* RECORDS PROVIDED *
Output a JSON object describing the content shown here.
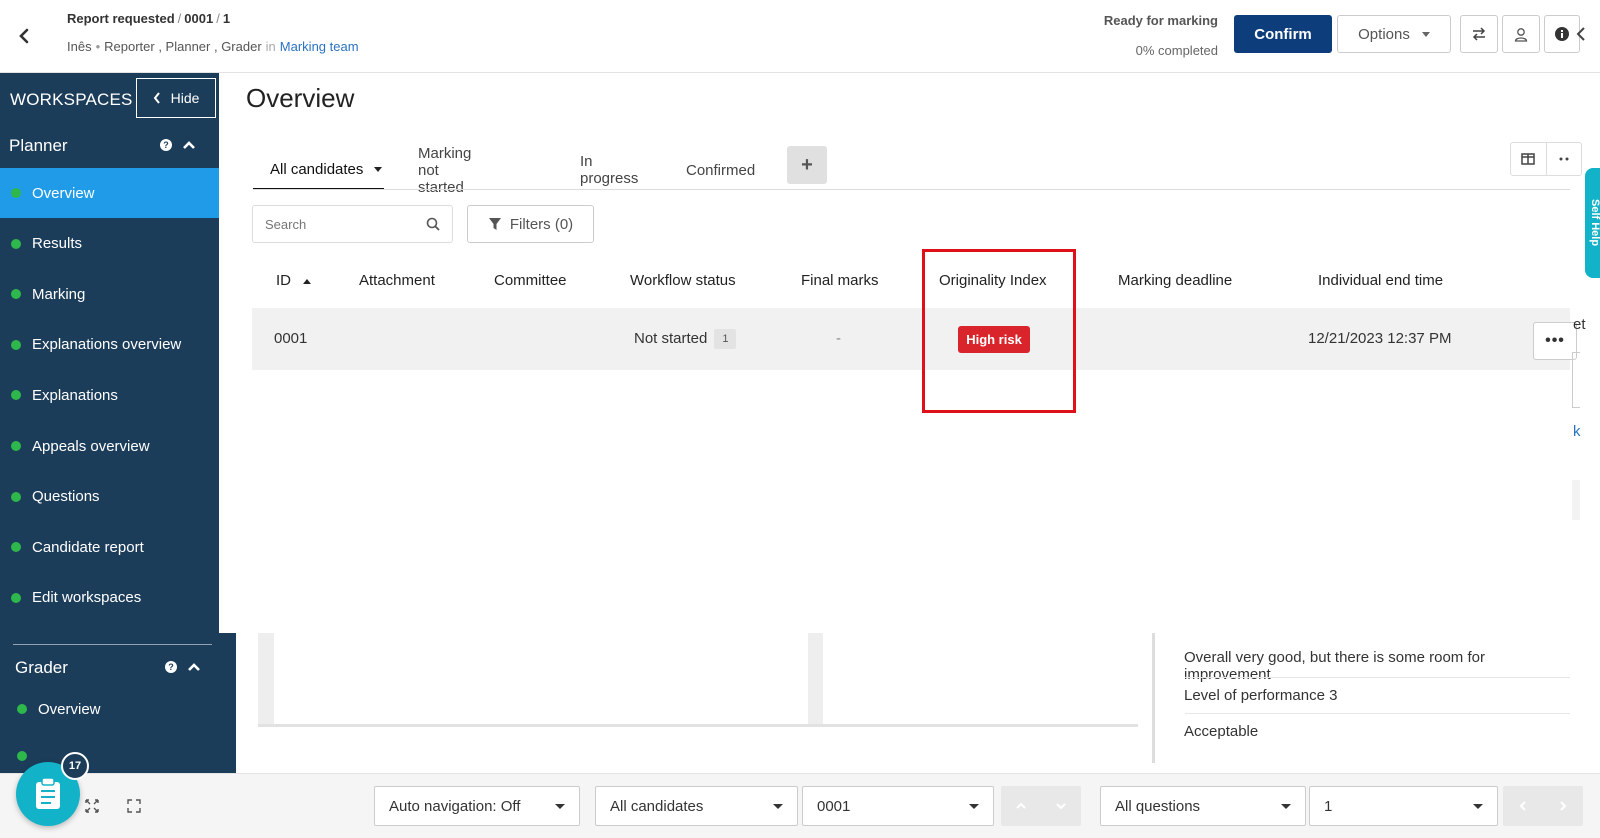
{
  "header": {
    "breadcrumb": [
      "Report requested",
      "0001",
      "1"
    ],
    "breadcrumb_sep": "/",
    "user": "Inês",
    "roles": "Reporter , Planner , Grader",
    "in_label": "in",
    "team": "Marking team",
    "status_title": "Ready for marking",
    "status_progress": "0% completed",
    "confirm_label": "Confirm",
    "options_label": "Options"
  },
  "sidebar": {
    "title": "WORKSPACES",
    "hide_label": "Hide",
    "planner": {
      "label": "Planner",
      "items": [
        {
          "label": "Overview",
          "active": true
        },
        {
          "label": "Results"
        },
        {
          "label": "Marking"
        },
        {
          "label": "Explanations overview"
        },
        {
          "label": "Explanations"
        },
        {
          "label": "Appeals overview"
        },
        {
          "label": "Questions"
        },
        {
          "label": "Candidate report"
        },
        {
          "label": "Edit workspaces"
        }
      ]
    },
    "grader": {
      "label": "Grader",
      "items": [
        {
          "label": "Overview"
        }
      ]
    }
  },
  "main": {
    "title": "Overview",
    "tabs": [
      {
        "label": "All candidates",
        "active": true
      },
      {
        "label": "Marking not started"
      },
      {
        "label": "In progress"
      },
      {
        "label": "Confirmed"
      }
    ],
    "add_tab_label": "+",
    "search_placeholder": "Search",
    "filters_label": "Filters (0)",
    "columns": [
      "ID",
      "Attachment",
      "Committee",
      "Workflow status",
      "Final marks",
      "Originality Index",
      "Marking deadline",
      "Individual end time"
    ],
    "rows": [
      {
        "id": "0001",
        "attachment": "",
        "committee": "",
        "workflow_status": "Not started",
        "workflow_count": "1",
        "final_marks": "-",
        "originality": "High risk",
        "marking_deadline": "",
        "end_time": "12/21/2023 12:37 PM",
        "menu_label": "•••"
      }
    ]
  },
  "background_panel": {
    "partial_text_1": "et",
    "partial_text_2": "k",
    "feedback": "Overall very good, but there is some room for improvement",
    "level_label": "Level of performance 3",
    "level_value": "Acceptable"
  },
  "self_help_label": "Self Help",
  "bottom_bar": {
    "auto_nav": "Auto navigation: Off",
    "candidates": "All candidates",
    "candidate_id": "0001",
    "questions": "All questions",
    "question_no": "1"
  },
  "fab": {
    "badge": "17"
  },
  "colors": {
    "sidebar": "#1c3d5a",
    "active_nav": "#1f9be8",
    "confirm": "#0d3d7a",
    "high_risk": "#d9242b",
    "status_dot": "#2eb84c",
    "accent_teal": "#12b3c9",
    "highlight": "#e0101a"
  }
}
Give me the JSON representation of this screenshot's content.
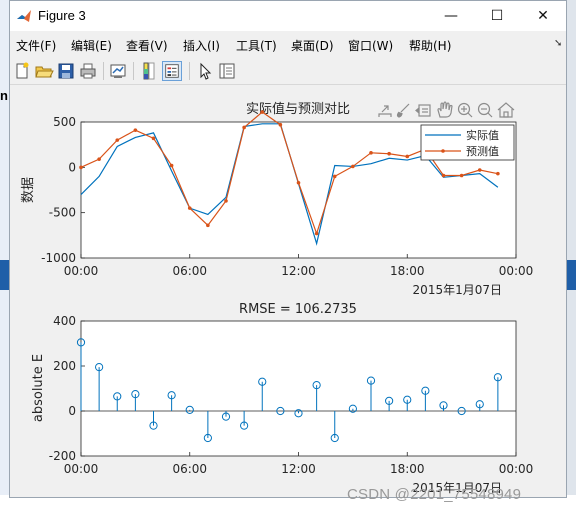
{
  "window": {
    "title": "Figure 3",
    "controls": {
      "minimize": "—",
      "maximize": "☐",
      "close": "✕"
    }
  },
  "menu": [
    {
      "label": "文件(F)"
    },
    {
      "label": "编辑(E)"
    },
    {
      "label": "查看(V)"
    },
    {
      "label": "插入(I)"
    },
    {
      "label": "工具(T)"
    },
    {
      "label": "桌面(D)"
    },
    {
      "label": "窗口(W)"
    },
    {
      "label": "帮助(H)"
    }
  ],
  "toolbar_icons": [
    "new-figure-icon",
    "open-file-icon",
    "save-icon",
    "print-icon",
    "link-plot-icon",
    "colorbar-icon",
    "legend-icon",
    "pointer-icon",
    "property-inspector-icon"
  ],
  "axes_toolbar_icons": [
    "export-icon",
    "brush-icon",
    "data-tips-icon",
    "pan-icon",
    "zoom-in-icon",
    "zoom-out-icon",
    "home-icon"
  ],
  "left_edge_text": "n",
  "watermark": "CSDN @2201_75548949",
  "colors": {
    "actual": "#0072bd",
    "predicted": "#d95319",
    "stem": "#0072bd"
  },
  "chart_data": [
    {
      "type": "line",
      "title": "实际值与预测对比",
      "ylabel": "数据",
      "xlabel": "",
      "x_tick_labels": [
        "00:00",
        "06:00",
        "12:00",
        "18:00",
        "00:00"
      ],
      "x_tick_hours": [
        0,
        6,
        12,
        18,
        24
      ],
      "date_label": "2015年1月07日",
      "xlim": [
        0,
        24
      ],
      "ylim": [
        -1000,
        500
      ],
      "y_ticks": [
        -1000,
        -500,
        0,
        500
      ],
      "grid": false,
      "legend_position": "top-right",
      "x": [
        0,
        1,
        2,
        3,
        4,
        5,
        6,
        7,
        8,
        9,
        10,
        11,
        12,
        13,
        14,
        15,
        16,
        17,
        18,
        19,
        20,
        21,
        22,
        23
      ],
      "series": [
        {
          "name": "实际值",
          "color": "#0072bd",
          "marker": "none",
          "values": [
            -300,
            -100,
            230,
            330,
            380,
            -40,
            -450,
            -520,
            -330,
            450,
            480,
            480,
            -180,
            -840,
            20,
            10,
            40,
            100,
            80,
            130,
            -110,
            -90,
            -70,
            -220
          ]
        },
        {
          "name": "预测值",
          "color": "#d95319",
          "marker": "dot",
          "values": [
            0,
            90,
            300,
            410,
            320,
            20,
            -450,
            -640,
            -370,
            440,
            610,
            470,
            -170,
            -730,
            -100,
            10,
            160,
            150,
            120,
            200,
            -90,
            -90,
            -30,
            -70
          ]
        }
      ]
    },
    {
      "type": "stem",
      "title": "RMSE = 106.2735",
      "ylabel": "absolute E",
      "xlabel": "",
      "x_tick_labels": [
        "00:00",
        "06:00",
        "12:00",
        "18:00",
        "00:00"
      ],
      "x_tick_hours": [
        0,
        6,
        12,
        18,
        24
      ],
      "date_label": "2015年1月07日",
      "xlim": [
        0,
        24
      ],
      "ylim": [
        -200,
        400
      ],
      "y_ticks": [
        -200,
        0,
        200,
        400
      ],
      "grid": false,
      "x": [
        0,
        1,
        2,
        3,
        4,
        5,
        6,
        7,
        8,
        9,
        10,
        11,
        12,
        13,
        14,
        15,
        16,
        17,
        18,
        19,
        20,
        21,
        22,
        23
      ],
      "values": [
        305,
        195,
        65,
        75,
        -65,
        70,
        5,
        -120,
        -25,
        -65,
        130,
        0,
        -10,
        115,
        -120,
        10,
        135,
        45,
        50,
        90,
        25,
        0,
        30,
        150
      ]
    }
  ]
}
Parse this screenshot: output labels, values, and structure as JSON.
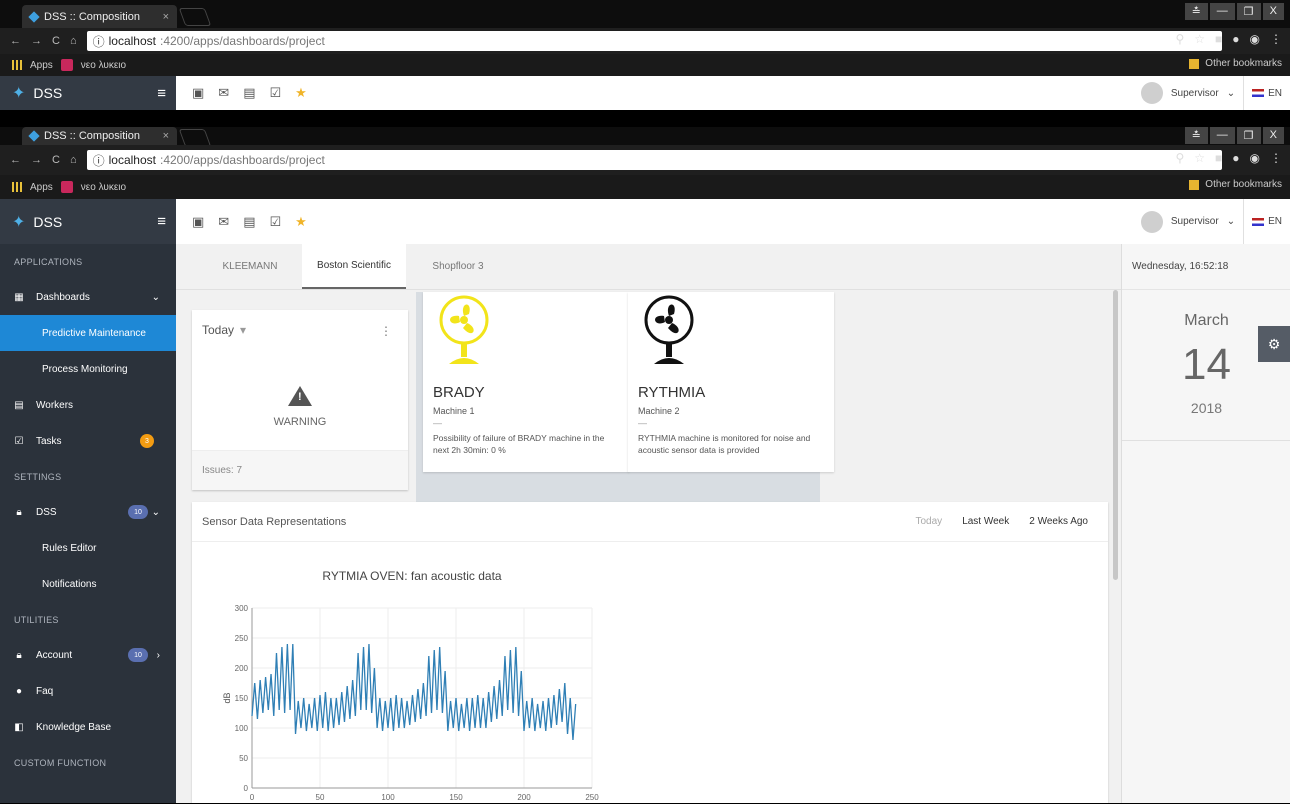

* TASK GOAL *
Copy out each line of the listing that holds "JSON".

* RESULT OF THIS TASK *
Output a JSON object describing the content shown here.
Give me the JSON representation of this screenshot's content.
Parse this screenshot: output labels, values, and structure as JSON.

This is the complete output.